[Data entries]
========

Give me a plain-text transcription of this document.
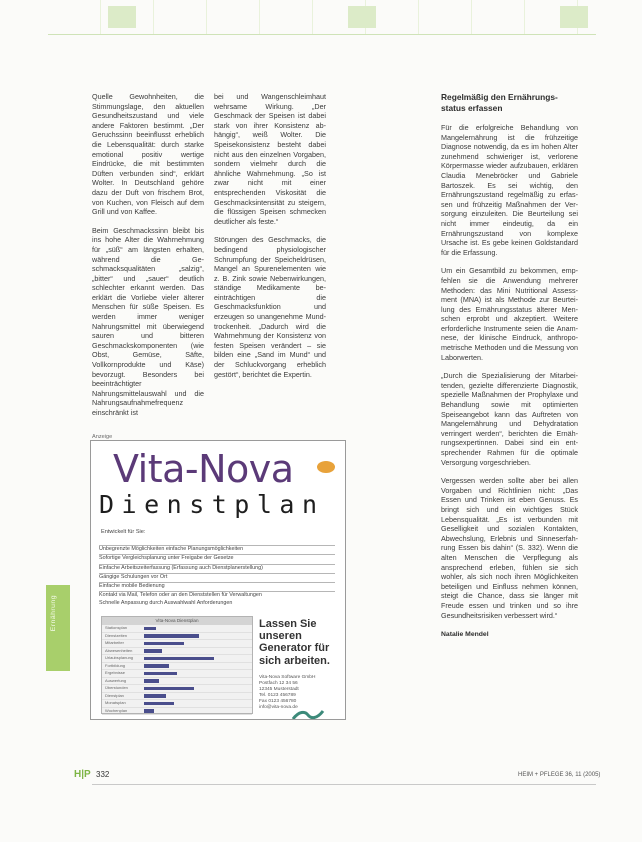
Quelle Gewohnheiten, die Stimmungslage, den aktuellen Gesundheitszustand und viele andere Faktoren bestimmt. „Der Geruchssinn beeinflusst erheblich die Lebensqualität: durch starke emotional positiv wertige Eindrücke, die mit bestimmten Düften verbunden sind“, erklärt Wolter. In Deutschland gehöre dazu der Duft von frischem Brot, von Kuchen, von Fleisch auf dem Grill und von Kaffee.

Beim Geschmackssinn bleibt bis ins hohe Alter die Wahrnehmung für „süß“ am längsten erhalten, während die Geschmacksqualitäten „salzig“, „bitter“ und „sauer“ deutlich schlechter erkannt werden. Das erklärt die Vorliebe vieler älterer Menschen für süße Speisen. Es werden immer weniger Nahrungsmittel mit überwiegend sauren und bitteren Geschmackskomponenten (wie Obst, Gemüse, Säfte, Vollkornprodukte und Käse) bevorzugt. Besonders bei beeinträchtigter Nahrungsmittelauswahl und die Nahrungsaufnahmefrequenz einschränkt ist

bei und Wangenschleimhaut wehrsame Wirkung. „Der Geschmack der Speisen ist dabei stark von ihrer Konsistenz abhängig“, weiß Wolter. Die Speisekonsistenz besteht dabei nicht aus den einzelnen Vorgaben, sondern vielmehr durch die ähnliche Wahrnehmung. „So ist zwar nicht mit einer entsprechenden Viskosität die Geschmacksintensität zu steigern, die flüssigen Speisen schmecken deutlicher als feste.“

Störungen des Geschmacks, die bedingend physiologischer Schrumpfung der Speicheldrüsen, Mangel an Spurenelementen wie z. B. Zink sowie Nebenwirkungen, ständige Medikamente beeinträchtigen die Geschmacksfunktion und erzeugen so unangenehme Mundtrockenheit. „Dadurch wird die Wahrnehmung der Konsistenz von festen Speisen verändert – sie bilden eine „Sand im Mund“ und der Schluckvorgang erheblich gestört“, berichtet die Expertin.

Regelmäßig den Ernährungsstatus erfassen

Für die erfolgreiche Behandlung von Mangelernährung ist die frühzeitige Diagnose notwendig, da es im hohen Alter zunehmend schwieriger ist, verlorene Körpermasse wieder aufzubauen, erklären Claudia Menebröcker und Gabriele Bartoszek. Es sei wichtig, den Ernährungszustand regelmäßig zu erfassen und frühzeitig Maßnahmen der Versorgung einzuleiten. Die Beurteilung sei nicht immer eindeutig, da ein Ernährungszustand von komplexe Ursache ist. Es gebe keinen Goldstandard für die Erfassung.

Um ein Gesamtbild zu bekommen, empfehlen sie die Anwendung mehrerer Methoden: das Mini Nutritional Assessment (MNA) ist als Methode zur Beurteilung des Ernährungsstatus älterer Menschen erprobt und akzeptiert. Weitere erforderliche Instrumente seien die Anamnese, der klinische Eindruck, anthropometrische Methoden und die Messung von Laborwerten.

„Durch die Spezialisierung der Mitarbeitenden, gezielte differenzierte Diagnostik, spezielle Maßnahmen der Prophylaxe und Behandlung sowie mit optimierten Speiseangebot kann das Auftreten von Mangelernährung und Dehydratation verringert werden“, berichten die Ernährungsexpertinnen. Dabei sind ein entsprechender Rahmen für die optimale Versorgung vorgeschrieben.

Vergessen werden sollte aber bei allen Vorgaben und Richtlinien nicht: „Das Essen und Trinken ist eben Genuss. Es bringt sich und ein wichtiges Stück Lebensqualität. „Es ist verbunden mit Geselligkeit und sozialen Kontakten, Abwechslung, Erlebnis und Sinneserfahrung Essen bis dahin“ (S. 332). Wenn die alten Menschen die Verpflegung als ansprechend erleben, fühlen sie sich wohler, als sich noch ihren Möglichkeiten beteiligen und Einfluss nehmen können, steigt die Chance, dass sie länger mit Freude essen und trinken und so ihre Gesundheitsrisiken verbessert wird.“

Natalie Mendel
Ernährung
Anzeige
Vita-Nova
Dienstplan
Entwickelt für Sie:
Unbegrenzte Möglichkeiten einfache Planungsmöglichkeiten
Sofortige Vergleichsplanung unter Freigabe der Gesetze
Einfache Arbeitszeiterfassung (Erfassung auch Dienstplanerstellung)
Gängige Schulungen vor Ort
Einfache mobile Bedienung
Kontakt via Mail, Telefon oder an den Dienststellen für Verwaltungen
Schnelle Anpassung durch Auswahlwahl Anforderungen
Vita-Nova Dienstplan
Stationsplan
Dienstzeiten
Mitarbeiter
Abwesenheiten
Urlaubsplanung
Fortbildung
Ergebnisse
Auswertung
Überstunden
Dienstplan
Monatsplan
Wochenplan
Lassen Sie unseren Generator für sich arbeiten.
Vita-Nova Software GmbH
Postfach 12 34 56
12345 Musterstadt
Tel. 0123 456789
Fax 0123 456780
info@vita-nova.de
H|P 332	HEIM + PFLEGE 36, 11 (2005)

========

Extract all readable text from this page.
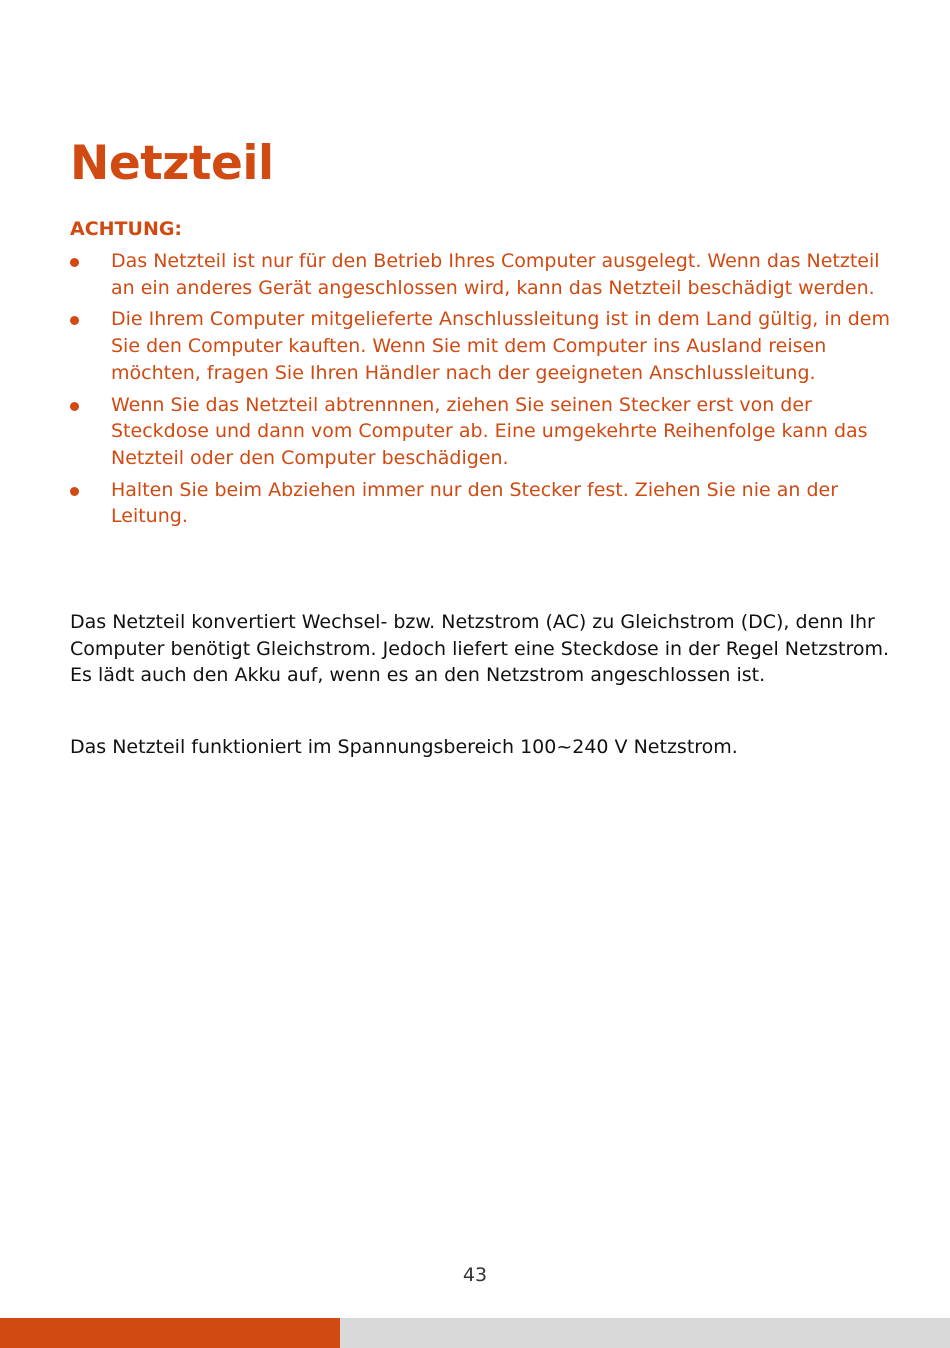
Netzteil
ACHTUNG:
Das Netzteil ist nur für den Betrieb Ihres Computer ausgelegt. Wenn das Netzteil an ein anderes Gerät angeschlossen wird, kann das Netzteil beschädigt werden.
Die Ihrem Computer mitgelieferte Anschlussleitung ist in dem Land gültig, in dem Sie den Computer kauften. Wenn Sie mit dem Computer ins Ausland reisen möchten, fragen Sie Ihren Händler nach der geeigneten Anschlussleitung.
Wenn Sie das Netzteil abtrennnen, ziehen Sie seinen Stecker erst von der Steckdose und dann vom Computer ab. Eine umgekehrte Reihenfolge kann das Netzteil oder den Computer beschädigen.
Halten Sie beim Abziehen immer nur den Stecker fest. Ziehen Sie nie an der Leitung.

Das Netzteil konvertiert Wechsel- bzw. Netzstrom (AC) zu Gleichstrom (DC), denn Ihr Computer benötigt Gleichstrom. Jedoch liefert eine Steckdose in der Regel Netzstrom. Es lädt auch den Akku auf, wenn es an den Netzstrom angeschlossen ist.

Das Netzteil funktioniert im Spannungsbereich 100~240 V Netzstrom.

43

========

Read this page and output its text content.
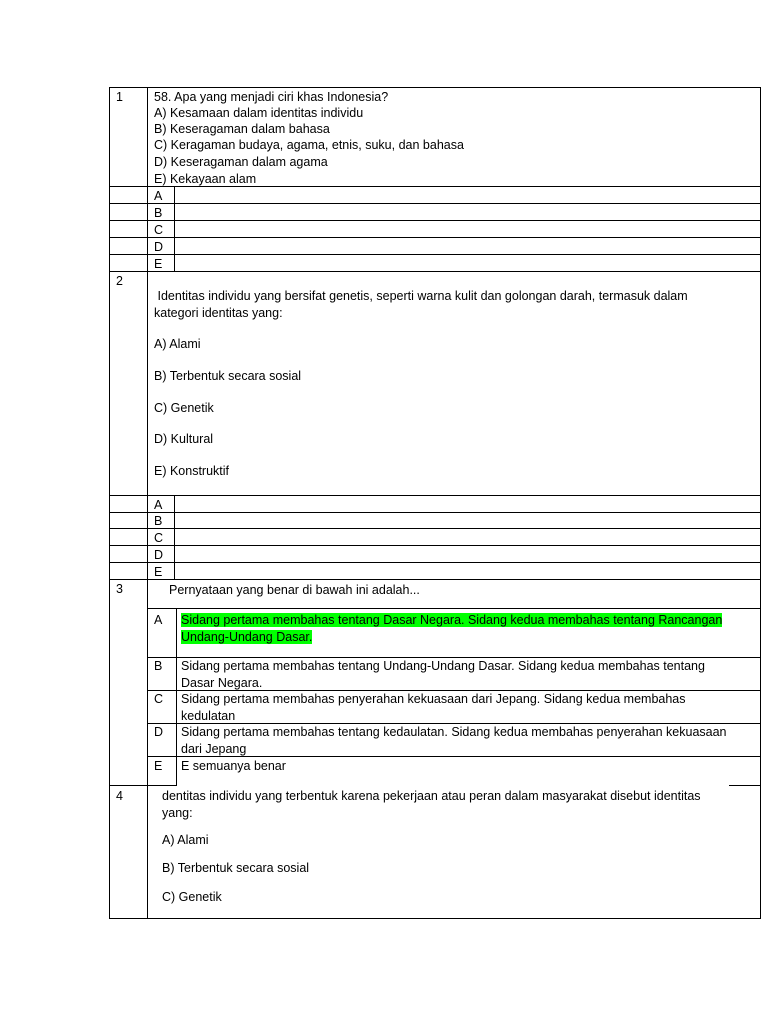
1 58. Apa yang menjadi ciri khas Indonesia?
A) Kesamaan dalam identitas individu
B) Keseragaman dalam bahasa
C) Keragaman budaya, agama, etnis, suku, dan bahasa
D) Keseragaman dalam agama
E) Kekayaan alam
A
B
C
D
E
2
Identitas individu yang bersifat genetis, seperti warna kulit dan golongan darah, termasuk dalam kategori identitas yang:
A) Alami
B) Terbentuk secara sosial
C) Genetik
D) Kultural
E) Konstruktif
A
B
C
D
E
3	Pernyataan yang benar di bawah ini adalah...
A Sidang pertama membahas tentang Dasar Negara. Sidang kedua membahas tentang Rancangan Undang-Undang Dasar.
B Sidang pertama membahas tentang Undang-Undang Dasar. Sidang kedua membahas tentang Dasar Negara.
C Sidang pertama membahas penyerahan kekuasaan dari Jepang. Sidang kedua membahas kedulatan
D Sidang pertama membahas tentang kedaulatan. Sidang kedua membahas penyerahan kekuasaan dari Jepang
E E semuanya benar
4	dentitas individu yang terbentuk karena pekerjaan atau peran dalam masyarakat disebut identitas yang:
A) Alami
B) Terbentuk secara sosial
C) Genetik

========

## SHORT PROBLEM
Pull out every line above that holds the word "kedua".

## WORKED SOLUTION
A Sidang pertama membahas tentang Dasar Negara. Sidang kedua membahas tentang Rancangan Undang-Undang Dasar.
B Sidang pertama membahas tentang Undang-Undang Dasar. Sidang kedua membahas tentang Dasar Negara.
C Sidang pertama membahas penyerahan kekuasaan dari Jepang. Sidang kedua membahas kedulatan
D Sidang pertama membahas tentang kedaulatan. Sidang kedua membahas penyerahan kekuasaan dari Jepang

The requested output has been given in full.